● Written request: Return the material from the line with "message-label: client_secret (147, 71, 198, 81)" to the line with "alt-guard: [Auth is failed]", reproducing each line as it appears.

● Source records:
+-------+
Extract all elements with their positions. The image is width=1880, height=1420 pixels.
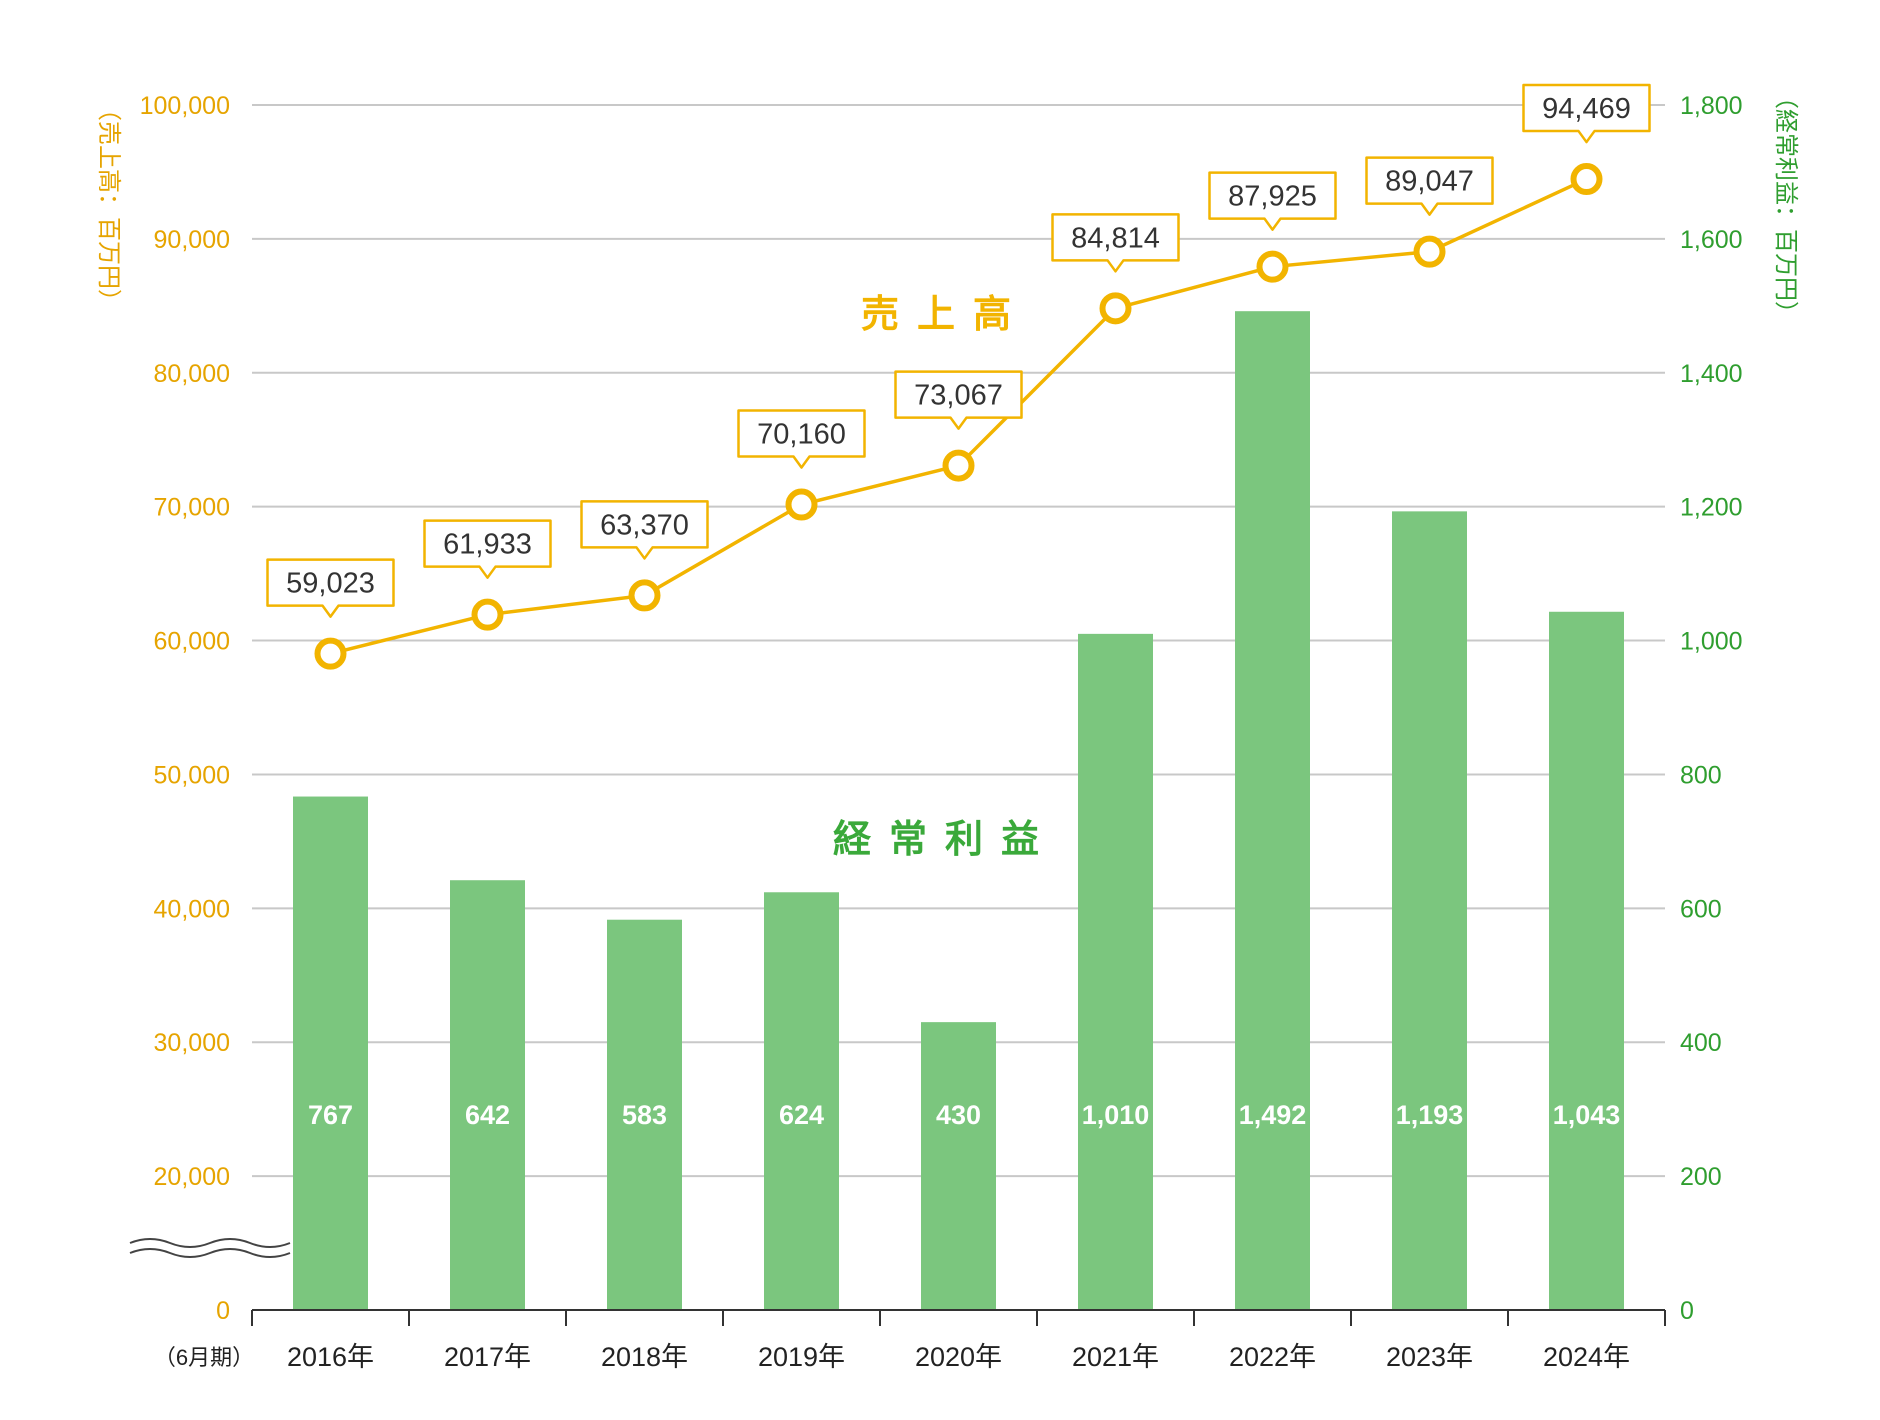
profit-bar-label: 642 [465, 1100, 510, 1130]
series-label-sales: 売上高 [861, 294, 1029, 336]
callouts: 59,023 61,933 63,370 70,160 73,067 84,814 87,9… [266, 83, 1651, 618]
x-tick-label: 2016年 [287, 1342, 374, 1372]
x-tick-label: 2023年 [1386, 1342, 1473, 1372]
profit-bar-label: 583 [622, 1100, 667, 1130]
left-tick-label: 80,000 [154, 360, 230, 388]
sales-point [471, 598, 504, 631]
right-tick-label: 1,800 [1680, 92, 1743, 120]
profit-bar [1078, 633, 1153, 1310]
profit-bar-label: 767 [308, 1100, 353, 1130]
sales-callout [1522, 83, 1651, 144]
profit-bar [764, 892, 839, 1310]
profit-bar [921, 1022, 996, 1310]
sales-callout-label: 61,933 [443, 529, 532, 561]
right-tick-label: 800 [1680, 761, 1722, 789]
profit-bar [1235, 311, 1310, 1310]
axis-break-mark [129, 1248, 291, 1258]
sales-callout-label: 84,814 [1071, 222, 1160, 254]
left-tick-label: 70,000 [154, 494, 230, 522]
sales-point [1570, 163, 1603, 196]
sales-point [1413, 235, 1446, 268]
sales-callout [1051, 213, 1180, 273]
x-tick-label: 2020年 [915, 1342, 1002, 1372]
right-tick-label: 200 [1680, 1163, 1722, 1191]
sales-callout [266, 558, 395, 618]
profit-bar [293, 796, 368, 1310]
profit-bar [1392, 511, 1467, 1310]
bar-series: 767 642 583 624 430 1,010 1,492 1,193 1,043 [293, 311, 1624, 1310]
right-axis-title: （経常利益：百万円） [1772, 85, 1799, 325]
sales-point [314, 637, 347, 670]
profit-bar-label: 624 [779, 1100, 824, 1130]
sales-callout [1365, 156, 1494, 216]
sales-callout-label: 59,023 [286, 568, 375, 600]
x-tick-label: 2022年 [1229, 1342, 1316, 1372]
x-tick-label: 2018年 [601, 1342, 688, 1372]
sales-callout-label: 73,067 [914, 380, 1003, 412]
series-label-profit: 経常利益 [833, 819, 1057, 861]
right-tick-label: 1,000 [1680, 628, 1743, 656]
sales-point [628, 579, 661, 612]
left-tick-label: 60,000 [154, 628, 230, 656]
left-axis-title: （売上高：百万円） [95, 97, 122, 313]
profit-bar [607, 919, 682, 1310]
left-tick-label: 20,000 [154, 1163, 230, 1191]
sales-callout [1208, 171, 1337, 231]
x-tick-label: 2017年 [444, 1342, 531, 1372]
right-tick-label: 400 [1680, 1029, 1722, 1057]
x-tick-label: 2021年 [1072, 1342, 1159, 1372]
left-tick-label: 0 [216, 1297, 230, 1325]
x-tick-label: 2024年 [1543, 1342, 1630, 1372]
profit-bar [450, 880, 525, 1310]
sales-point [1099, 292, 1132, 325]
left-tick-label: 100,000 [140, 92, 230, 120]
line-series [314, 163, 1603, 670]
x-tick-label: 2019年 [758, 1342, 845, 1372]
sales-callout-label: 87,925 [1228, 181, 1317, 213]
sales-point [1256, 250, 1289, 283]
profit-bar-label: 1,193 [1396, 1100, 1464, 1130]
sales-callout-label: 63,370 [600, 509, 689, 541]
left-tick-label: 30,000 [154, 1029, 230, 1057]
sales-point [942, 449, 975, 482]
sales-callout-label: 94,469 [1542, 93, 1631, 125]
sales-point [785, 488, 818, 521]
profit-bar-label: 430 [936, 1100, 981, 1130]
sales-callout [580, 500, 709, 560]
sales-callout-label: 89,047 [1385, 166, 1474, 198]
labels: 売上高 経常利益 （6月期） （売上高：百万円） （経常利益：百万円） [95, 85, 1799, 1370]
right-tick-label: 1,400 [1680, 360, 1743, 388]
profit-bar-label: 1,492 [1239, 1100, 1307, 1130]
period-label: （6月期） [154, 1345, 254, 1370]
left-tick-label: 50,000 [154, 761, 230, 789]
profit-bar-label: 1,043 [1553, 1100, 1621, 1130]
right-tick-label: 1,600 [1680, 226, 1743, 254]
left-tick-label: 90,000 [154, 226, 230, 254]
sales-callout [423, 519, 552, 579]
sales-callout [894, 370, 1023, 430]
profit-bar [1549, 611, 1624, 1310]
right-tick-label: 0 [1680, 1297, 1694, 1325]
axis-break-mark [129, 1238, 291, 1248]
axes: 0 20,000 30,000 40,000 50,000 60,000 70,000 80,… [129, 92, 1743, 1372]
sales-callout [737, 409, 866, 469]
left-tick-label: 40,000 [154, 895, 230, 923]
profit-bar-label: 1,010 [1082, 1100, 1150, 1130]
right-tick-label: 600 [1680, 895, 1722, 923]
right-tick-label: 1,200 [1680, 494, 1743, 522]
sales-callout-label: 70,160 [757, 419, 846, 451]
+-------+
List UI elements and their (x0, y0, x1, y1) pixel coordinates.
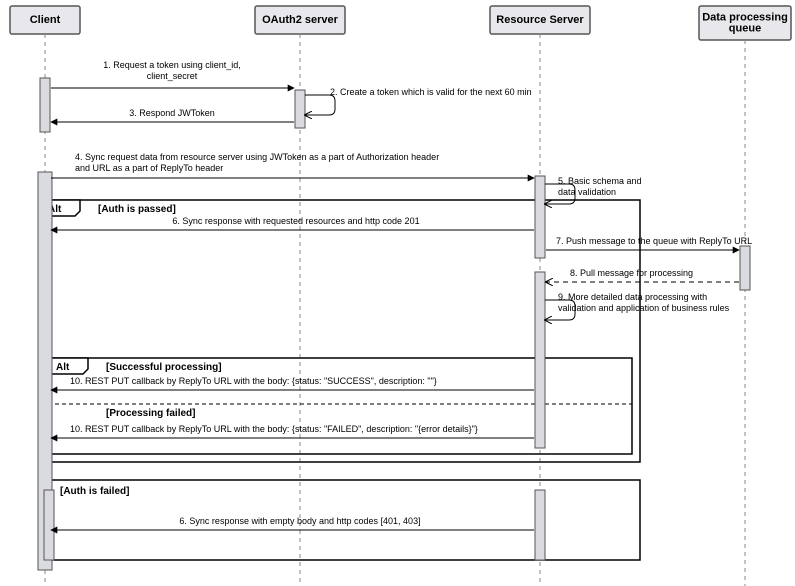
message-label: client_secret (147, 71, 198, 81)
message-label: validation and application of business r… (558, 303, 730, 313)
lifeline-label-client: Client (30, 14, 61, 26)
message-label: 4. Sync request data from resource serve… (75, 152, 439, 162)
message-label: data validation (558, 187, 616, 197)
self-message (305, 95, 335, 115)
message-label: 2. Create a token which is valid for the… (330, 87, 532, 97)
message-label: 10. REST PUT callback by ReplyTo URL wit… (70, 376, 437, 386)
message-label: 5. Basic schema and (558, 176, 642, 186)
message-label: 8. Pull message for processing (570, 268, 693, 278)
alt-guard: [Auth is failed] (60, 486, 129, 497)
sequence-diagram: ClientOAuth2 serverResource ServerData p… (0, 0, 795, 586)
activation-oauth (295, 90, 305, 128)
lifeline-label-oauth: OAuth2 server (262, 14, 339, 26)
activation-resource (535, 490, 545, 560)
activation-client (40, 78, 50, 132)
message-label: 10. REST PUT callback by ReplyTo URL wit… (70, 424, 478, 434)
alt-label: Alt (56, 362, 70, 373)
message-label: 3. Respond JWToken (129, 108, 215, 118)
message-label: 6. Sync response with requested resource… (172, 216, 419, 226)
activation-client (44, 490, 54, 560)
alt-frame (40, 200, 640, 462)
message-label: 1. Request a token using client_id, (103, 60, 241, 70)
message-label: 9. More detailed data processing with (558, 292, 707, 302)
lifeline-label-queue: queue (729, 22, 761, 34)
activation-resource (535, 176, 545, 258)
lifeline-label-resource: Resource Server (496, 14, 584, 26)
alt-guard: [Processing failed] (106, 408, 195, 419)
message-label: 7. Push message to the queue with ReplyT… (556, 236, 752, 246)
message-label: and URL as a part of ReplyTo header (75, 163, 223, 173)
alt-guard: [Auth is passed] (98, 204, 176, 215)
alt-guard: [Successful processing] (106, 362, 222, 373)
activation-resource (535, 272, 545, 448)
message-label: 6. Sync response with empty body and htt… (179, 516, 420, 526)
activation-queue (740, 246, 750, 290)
+-------+
● Answer:
message-label: client_secret (147, 71, 198, 81)
message-label: validation and application of business r… (558, 303, 730, 313)
lifeline-label-client: Client (30, 14, 61, 26)
message-label: 4. Sync request data from resource serve… (75, 152, 439, 162)
message-label: data validation (558, 187, 616, 197)
self-message (305, 95, 335, 115)
message-label: 2. Create a token which is valid for the… (330, 87, 532, 97)
message-label: 10. REST PUT callback by ReplyTo URL wit… (70, 376, 437, 386)
message-label: 5. Basic schema and (558, 176, 642, 186)
message-label: 8. Pull message for processing (570, 268, 693, 278)
alt-guard: [Auth is failed] (60, 486, 129, 497)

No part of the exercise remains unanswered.